— BEGIN Records to use —

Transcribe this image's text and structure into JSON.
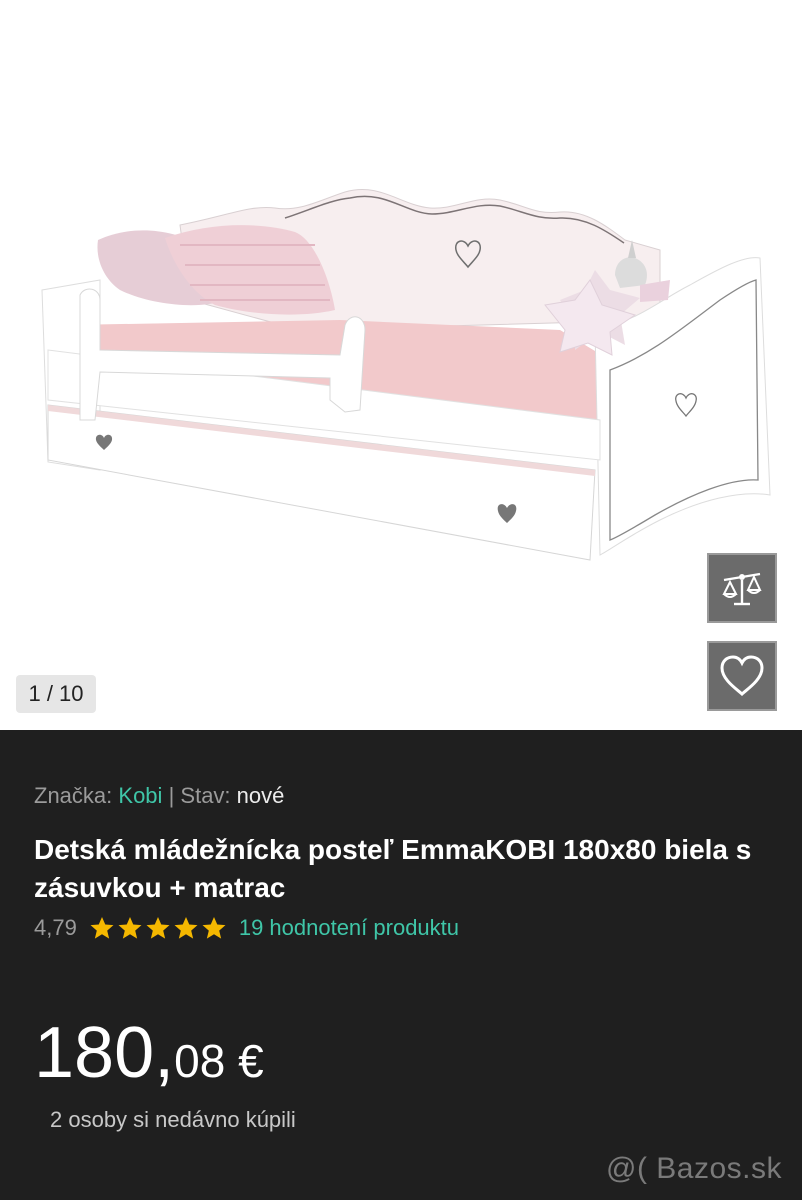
{
  "gallery": {
    "counter": "1 / 10",
    "compare_icon": "scales-icon",
    "favorite_icon": "heart-icon"
  },
  "product": {
    "brand_label": "Značka:",
    "brand_value": "Kobi",
    "separator": "|",
    "condition_label": "Stav:",
    "condition_value": "nové",
    "title": "Detská mládežnícka posteľ EmmaKOBI 180x80 biela s zásuvkou + matrac",
    "rating_value": "4,79",
    "rating_stars": 5,
    "rating_link": "19 hodnotení produktu",
    "price_integer": "180,",
    "price_decimal": "08 €",
    "recent_buyers": "2 osoby si nedávno kúpili"
  },
  "colors": {
    "accent": "#3fc6a8",
    "star": "#f5b800",
    "background": "#1f1f1f"
  },
  "watermark": "@( Bazos.sk"
}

— END Records to use —

Copy out each line that contains the word "icon".

    "compare_icon": "scales-icon",
    "favorite_icon": "heart-icon"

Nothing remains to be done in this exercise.